> **Data supplied**:
====

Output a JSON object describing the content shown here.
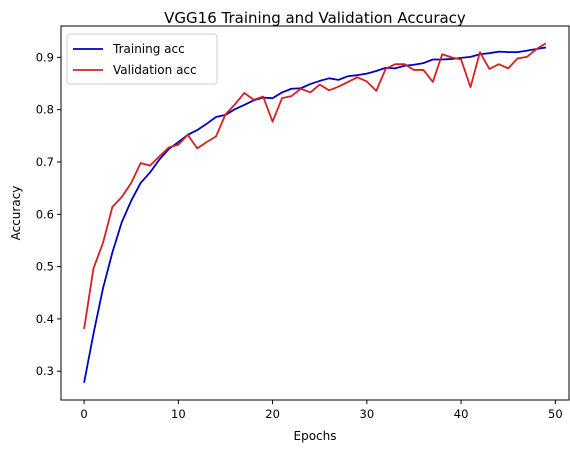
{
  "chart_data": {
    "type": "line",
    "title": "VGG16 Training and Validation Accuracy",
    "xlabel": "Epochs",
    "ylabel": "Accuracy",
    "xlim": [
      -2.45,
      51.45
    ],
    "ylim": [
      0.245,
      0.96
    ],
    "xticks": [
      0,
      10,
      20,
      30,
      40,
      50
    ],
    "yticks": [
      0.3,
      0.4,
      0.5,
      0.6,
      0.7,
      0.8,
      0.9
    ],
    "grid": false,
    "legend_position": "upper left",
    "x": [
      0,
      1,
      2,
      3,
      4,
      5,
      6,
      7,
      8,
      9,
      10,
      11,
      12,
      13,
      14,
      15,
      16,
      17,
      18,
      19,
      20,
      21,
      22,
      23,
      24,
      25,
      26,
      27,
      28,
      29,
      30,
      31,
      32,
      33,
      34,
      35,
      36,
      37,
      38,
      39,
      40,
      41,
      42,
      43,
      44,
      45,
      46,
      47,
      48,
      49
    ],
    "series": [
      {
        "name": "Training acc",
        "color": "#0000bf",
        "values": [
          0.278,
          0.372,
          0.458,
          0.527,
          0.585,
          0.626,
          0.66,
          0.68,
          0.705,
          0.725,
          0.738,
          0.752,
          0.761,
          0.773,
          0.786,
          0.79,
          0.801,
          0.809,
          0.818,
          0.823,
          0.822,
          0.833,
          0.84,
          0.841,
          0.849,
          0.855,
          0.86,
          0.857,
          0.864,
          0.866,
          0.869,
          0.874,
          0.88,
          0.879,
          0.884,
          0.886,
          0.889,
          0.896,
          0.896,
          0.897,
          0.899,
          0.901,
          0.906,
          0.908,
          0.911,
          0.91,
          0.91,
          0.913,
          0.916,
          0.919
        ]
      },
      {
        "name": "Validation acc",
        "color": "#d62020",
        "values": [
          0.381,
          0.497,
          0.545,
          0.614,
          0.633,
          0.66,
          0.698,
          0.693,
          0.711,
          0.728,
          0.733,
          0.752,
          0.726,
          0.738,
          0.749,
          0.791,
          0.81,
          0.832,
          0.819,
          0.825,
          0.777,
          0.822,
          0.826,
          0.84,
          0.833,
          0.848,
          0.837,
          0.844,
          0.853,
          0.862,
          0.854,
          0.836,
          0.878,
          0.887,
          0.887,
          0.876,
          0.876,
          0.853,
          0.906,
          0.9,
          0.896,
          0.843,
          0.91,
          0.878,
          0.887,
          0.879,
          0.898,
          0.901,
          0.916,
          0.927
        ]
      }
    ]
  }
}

====

> **Request**:
Copy all the entries word for word. Omit any pictures.

> **Result for this task**:
Output a JSON object describing the content shown here.
{
  "chart_data": {
    "type": "line",
    "title": "VGG16 Training and Validation Accuracy",
    "xlabel": "Epochs",
    "ylabel": "Accuracy",
    "xlim": [
      -2.45,
      51.45
    ],
    "ylim": [
      0.245,
      0.96
    ],
    "xticks": [
      0,
      10,
      20,
      30,
      40,
      50
    ],
    "yticks": [
      0.3,
      0.4,
      0.5,
      0.6,
      0.7,
      0.8,
      0.9
    ],
    "grid": false,
    "legend_position": "upper left",
    "x": [
      0,
      1,
      2,
      3,
      4,
      5,
      6,
      7,
      8,
      9,
      10,
      11,
      12,
      13,
      14,
      15,
      16,
      17,
      18,
      19,
      20,
      21,
      22,
      23,
      24,
      25,
      26,
      27,
      28,
      29,
      30,
      31,
      32,
      33,
      34,
      35,
      36,
      37,
      38,
      39,
      40,
      41,
      42,
      43,
      44,
      45,
      46,
      47,
      48,
      49
    ],
    "series": [
      {
        "name": "Training acc",
        "color": "#0000bf",
        "values": [
          0.278,
          0.372,
          0.458,
          0.527,
          0.585,
          0.626,
          0.66,
          0.68,
          0.705,
          0.725,
          0.738,
          0.752,
          0.761,
          0.773,
          0.786,
          0.79,
          0.801,
          0.809,
          0.818,
          0.823,
          0.822,
          0.833,
          0.84,
          0.841,
          0.849,
          0.855,
          0.86,
          0.857,
          0.864,
          0.866,
          0.869,
          0.874,
          0.88,
          0.879,
          0.884,
          0.886,
          0.889,
          0.896,
          0.896,
          0.897,
          0.899,
          0.901,
          0.906,
          0.908,
          0.911,
          0.91,
          0.91,
          0.913,
          0.916,
          0.919
        ]
      },
      {
        "name": "Validation acc",
        "color": "#d62020",
        "values": [
          0.381,
          0.497,
          0.545,
          0.614,
          0.633,
          0.66,
          0.698,
          0.693,
          0.711,
          0.728,
          0.733,
          0.752,
          0.726,
          0.738,
          0.749,
          0.791,
          0.81,
          0.832,
          0.819,
          0.825,
          0.777,
          0.822,
          0.826,
          0.84,
          0.833,
          0.848,
          0.837,
          0.844,
          0.853,
          0.862,
          0.854,
          0.836,
          0.878,
          0.887,
          0.887,
          0.876,
          0.876,
          0.853,
          0.906,
          0.9,
          0.896,
          0.843,
          0.91,
          0.878,
          0.887,
          0.879,
          0.898,
          0.901,
          0.916,
          0.927
        ]
      }
    ]
  }
}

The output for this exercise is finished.